--- EXERCISE INSTRUCTIONS ---
Each line that follows should be printed again exactly as it stands.

Begin

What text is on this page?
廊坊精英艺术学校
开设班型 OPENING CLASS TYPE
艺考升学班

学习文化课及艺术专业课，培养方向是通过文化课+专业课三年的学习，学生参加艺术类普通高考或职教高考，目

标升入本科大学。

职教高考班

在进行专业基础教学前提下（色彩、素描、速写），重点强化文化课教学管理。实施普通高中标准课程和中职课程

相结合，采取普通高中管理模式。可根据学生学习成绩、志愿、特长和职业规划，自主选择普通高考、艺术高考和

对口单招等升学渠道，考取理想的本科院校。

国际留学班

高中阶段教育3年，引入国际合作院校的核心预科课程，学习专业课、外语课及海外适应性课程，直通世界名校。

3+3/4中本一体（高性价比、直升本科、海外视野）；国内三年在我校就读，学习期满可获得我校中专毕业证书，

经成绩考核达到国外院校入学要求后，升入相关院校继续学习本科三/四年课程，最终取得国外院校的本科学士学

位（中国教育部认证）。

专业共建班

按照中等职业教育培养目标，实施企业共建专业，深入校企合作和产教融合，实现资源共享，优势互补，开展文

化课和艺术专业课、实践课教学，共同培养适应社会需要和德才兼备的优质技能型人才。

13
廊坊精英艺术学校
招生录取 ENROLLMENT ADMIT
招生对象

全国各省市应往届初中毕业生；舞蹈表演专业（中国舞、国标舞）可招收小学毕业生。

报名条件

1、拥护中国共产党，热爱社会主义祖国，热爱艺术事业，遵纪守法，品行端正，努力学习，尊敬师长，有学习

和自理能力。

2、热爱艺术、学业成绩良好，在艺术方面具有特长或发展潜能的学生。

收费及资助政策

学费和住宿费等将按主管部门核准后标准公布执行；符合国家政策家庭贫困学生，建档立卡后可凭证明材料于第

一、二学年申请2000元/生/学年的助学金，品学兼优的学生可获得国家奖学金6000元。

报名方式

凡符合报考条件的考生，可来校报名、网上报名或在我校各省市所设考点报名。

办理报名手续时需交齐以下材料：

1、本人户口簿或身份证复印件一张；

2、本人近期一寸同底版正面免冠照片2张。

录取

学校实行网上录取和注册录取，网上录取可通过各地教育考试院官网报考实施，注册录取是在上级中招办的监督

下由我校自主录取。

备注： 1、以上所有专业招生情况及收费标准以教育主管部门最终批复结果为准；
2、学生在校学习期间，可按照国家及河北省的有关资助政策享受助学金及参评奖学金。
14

End

--- SOLUTION TO THE EXERCISE ---
What text is on this page?
廊坊精英艺术学校
开设班型 OPENING CLASS TYPE
艺考升学班

学习文化课及艺术专业课，培养方向是通过文化课+专业课三年的学习，学生参加艺术类普通高考或职教高考，目

标升入本科大学。

职教高考班

在进行专业基础教学前提下（色彩、素描、速写），重点强化文化课教学管理。实施普通高中标准课程和中职课程

相结合，采取普通高中管理模式。可根据学生学习成绩、志愿、特长和职业规划，自主选择普通高考、艺术高考和

对口单招等升学渠道，考取理想的本科院校。

国际留学班

高中阶段教育3年，引入国际合作院校的核心预科课程，学习专业课、外语课及海外适应性课程，直通世界名校。

3+3/4中本一体（高性价比、直升本科、海外视野）；国内三年在我校就读，学习期满可获得我校中专毕业证书，

经成绩考核达到国外院校入学要求后，升入相关院校继续学习本科三/四年课程，最终取得国外院校的本科学士学

位（中国教育部认证）。

专业共建班

按照中等职业教育培养目标，实施企业共建专业，深入校企合作和产教融合，实现资源共享，优势互补，开展文

化课和艺术专业课、实践课教学，共同培养适应社会需要和德才兼备的优质技能型人才。

13
廊坊精英艺术学校
招生录取 ENROLLMENT ADMIT
招生对象

全国各省市应往届初中毕业生；舞蹈表演专业（中国舞、国标舞）可招收小学毕业生。

报名条件

1、拥护中国共产党，热爱社会主义祖国，热爱艺术事业，遵纪守法，品行端正，努力学习，尊敬师长，有学习

和自理能力。

2、热爱艺术、学业成绩良好，在艺术方面具有特长或发展潜能的学生。

收费及资助政策

学费和住宿费等将按主管部门核准后标准公布执行；符合国家政策家庭贫困学生，建档立卡后可凭证明材料于第

一、二学年申请2000元/生/学年的助学金，品学兼优的学生可获得国家奖学金6000元。

报名方式

凡符合报考条件的考生，可来校报名、网上报名或在我校各省市所设考点报名。

办理报名手续时需交齐以下材料：

1、本人户口簿或身份证复印件一张；

2、本人近期一寸同底版正面免冠照片2张。

录取

学校实行网上录取和注册录取，网上录取可通过各地教育考试院官网报考实施，注册录取是在上级中招办的监督

下由我校自主录取。

备注： 1、以上所有专业招生情况及收费标准以教育主管部门最终批复结果为准；
2、学生在校学习期间，可按照国家及河北省的有关资助政策享受助学金及参评奖学金。
14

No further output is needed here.